Trecho fornecido »
───
A Usina do Jaó foi inaugurada em 15 de novembro de 1936 após o lançamento da pedra fundamental de Goiânia. O nome da represa deriva do trecho utilizado do rio para o represamento cachoeira do Jaó. Ele alude ao grande número de pássaros Jaó que se aglomeravam nas margens do rio Meia Ponte. A cidade moderna passou a ser iluminada do aproveitamento da força promovida pelas corredeiras do rio para produzir energia, conforme o Correio Official, jornal do governo estadual, quando a primeira dama “A Eximª Srª Dnª Gercina Borges Teixeira ligou, na grande Usina do Jaó, a chave da rede que iluminou pela primeira vez a cidade”.

 A Usina do Jaó com seus 180 “quilovoltsampère” (KVAs) de potência, estrutura impressionável para os padrões da época, contribuiu para o desenvolvimento nos primeiros anos da capital, uma vez que a advento da energia ainda era raro no Brasil, sobretudo no Centro-Oeste (LIMA, 2011 p. 17-18). O represamento do rio para a formação da lagoa marcou de maneira definitiva a ação do homem sobre a natureza, e ao mesmo tempo criou na cidade imagens do que o rio poderia possibilitar para Goiânia. Tanto a lagoa como a própria estrutura da Usina são elementos que marcaram urbanisticamente a paisagem da cidade. Essa intervenção insere na história mais um argumento a favor da importância da “essência” da imagem do rio Meia Ponte para a memória do goianiense.

 

 

 

 

Figura 03: Construção Usina do Jaó

Fonte: Imagem cedida Celg.

 

Quase trinta anos depois, na década de 60, foi lançada a pedra fundamental do Clube de Regatas Jaó por intermédio de Ubiratan Berrocan Leite e sua esposa Stella Berrocan, idealizadores e financiadores do empreendimento.  Com o projeto de Sérgio Bernardes, o clube iniciou sua inauguração em 1965 com entrega da cobertura das dependências sociais. O clube oferecia, além das atividades de um clube social aquático, a prática de esportes náuticos, como barco, esqui, lancha e remo proporcionados pelo represamento do rio Meia Ponte. Na década de 70, com a desativação da Usina do Jaó e a implosão da mesma, o clube deixou de oferecer as atividades e passou a se chamar, Clube Jaó. (LIMA, 2011 p. 45-50).  A existência do clube até a atualidade confirma as qualidades estéticas do rio que foram valorizadas no passado e ignoradas no presente. A beleza paisagística do represamento proposto no primeiro plano diretor, ainda exerceu influência na construção no clube nos moldes de Ubiratan e Stella Berrocan. Outra forte imagem que configura a importância do rio Meia Ponte para Goiânia que permanece em atividade como uma lembrança do valor desse curso d’água.

A “aparência” pela situação das margens do rio Meia Ponte.
───
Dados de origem
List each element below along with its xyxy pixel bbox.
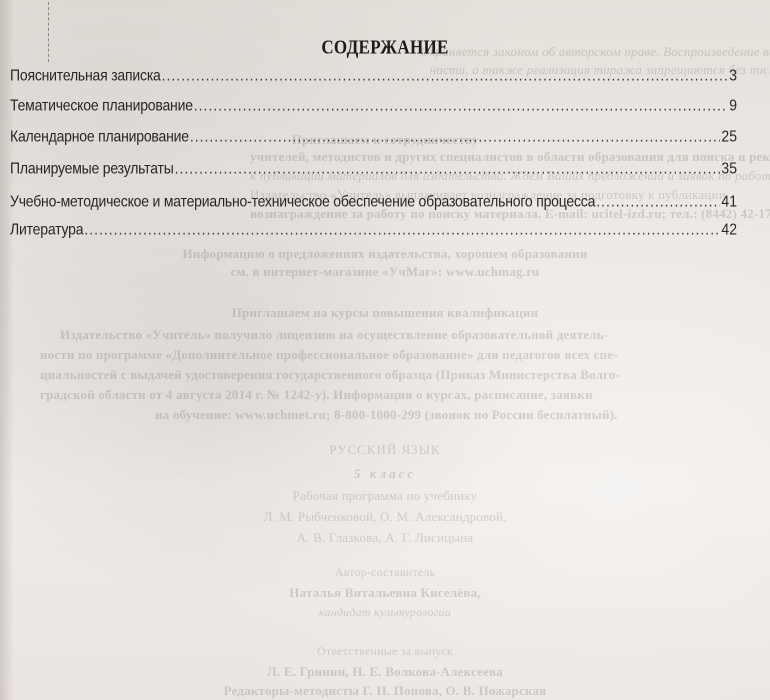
bleed-line: А. В. Глазкова, А. Г. Лисицына [297,530,474,546]
toc-leader-dots [190,127,721,145]
bleed-line: на обучение: www.uchmet.ru; 8-800-1000-2… [155,407,618,423]
toc-leader-dots [596,192,720,210]
bleed-line: 5 класс [354,466,416,482]
toc-entry-label: Учебно-методическое и материально-технич… [10,192,595,210]
bleed-line: Автор-составитель [335,565,435,580]
bleed-line: Ответственные за выпуск [317,644,453,659]
bleed-line: Информацию о предложениях издательства, … [182,246,587,262]
bleed-line: ности по программе «Дополнительное профе… [40,347,618,363]
toc-entry-page: 25 [721,127,737,145]
bleed-line: Редакторы-методисты Г. П. Попова, О. В. … [224,683,547,699]
toc-leader-dots [175,159,721,177]
toc-entry-page: 41 [721,192,737,210]
bleed-line: градской области от 4 августа 2014 г. № … [40,387,593,403]
toc-entry-label: Планируемые результаты [10,159,174,177]
toc-entry-page: 3 [729,66,737,84]
toc-entry-page: 9 [729,96,737,114]
toc-entry-label: Тематическое планирование [10,96,193,114]
bleed-line: Приглашаем на курсы повышения квалификац… [232,305,539,321]
toc-leader-dots [162,66,728,84]
bleed-line: РУССКИЙ ЯЗЫК [329,442,440,458]
toc-entry-label: Пояснительная записка [10,66,161,84]
toc-entry[interactable]: Учебно-методическое и материально-технич… [10,192,737,210]
toc-entry-label: Литература [10,220,83,238]
toc-leader-dots [84,220,720,238]
bleed-line: Л. Е. Гринин, Н. Е. Волкова-Алексеева [267,664,503,680]
toc-entry-page: 42 [721,220,737,238]
toc-entry-label: Календарное планирование [10,127,189,145]
toc-entry[interactable]: Календарное планирование 25 [10,127,737,145]
toc-entry[interactable]: Планируемые результаты 35 [10,159,737,177]
bleed-line: Рабочая программа по учебнику [293,488,478,504]
toc-entry[interactable]: Пояснительная записка 3 [10,66,737,84]
toc-entry[interactable]: Литература 42 [10,220,737,238]
bleed-line: Л. М. Рыбченковой, О. М. Александровой, [263,509,506,525]
bleed-line: Наталья Витальевна Киселёва, [289,585,480,601]
toc-entry[interactable]: Тематическое планирование 9 [10,96,737,114]
toc-leader-dots [194,96,728,114]
toc-entry-page: 35 [721,159,737,177]
page-title: СОДЕРЖАНИЕ [0,36,770,59]
bleed-line: кандидат культурологии [319,605,451,620]
bleed-line: см. в интернет-магазине «УчМаг»: www.uch… [231,264,540,280]
bleed-line: Издательство «Учитель» получило лицензию… [60,327,608,343]
bleed-line: циальностей с выдачей удостоверения госу… [40,367,620,383]
scanned-page: Охраняется законом об авторском праве. В… [0,0,770,700]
───
O que fazer » Por favor, retome o texto sobre a Usina do Jaó e o rio Meia Ponte em Goiânia a partir da última frase apresentada. A listagem não tem nenhum papel nesta tarefa.

Resultado da tarefa »
O projeto urbano para Goiânia em si constitui apenas uma parte da construção de imagens e signos, o começo de um processo cuja intenção poderia extrair significados positivos ou não. Contudo, a finalização completa desse processo exige à construção do objeto, a execução da obra, a concretização do lugar gerando a imagem para, depois, proporcionar a experiência urbana através de um sujeito, no caso o, goianiense. A partir daí, tem -se início ao processo de construção dos significados e da leitura da cidade, ou seja, do entendimento individual e coletivo do que o sistema de malha verde e o rio Meia Ponte representam para Goiânia. Inúmeros fatores contribuíram ou impediram a realização dos projetos de Attílio Corrêa Lima e Armando Godói. Porém, independentemente de sua efetivação, um cenário foi construído e o resultado de sua leitura será percebido nos meios de comunicação da época e da interpretação cientifica na bibliografia existente. Nesse ponto, o significado do que foi proposto no projeto, é entendido aqui como uma “essência” porque propunha uma relação harmônica entre a cidade e a natureza muito valorizada na atualidade. Ela nunca poderá ser analisada enquanto significado almejado neste trabalho, já que a experiência urbana do projeto proposto não existe, uma vez que ele não foi construído segundo as proposições dos urbanistas.

O único caminho a ser percorrido agora é compreender qual o significado do que foi construído as margens do rio Meia Ponte em Goiânia. A ocupação ao longo do rio tanto no que foi utilizado dos projetos de Attílio e Armando, quanto relativa ao processo de crescimento da cidade é o resultado da sua condição atual. Esses usos e ocupações formam as paisagens e representam a maneira como o goianiense se relaciona com o rio Meia Ponte. É a partir desses lugares e da experiência urbana da população com eles, que o rio Meia Ponte pode ter sua imagem construída.

Na década de 80 a mídia jornalística já apontava sinais da degradação da condição dos mananciais de Goiânia. No jornal Diário da Manhã de Outubro de 1989 com a matéria “Morte Inexorável dos Mananciais Urbanos”, entre eles o rio Meia Ponte, o jornal aponta a condição degradante dos cursos d’água da cidade, ressaltando a sua importância histórica para a localização da capital. A revista Afirmativa da UFG nº 7 de Janeiro de 2013, já demonstra a evolução desse processo de degradação 23 anos depois como o avanço da cidade sobre as margens do rio Meia Ponte com a matéria “A Cidade Invade o Rio” destacando sua importância como principal manancial do Estado.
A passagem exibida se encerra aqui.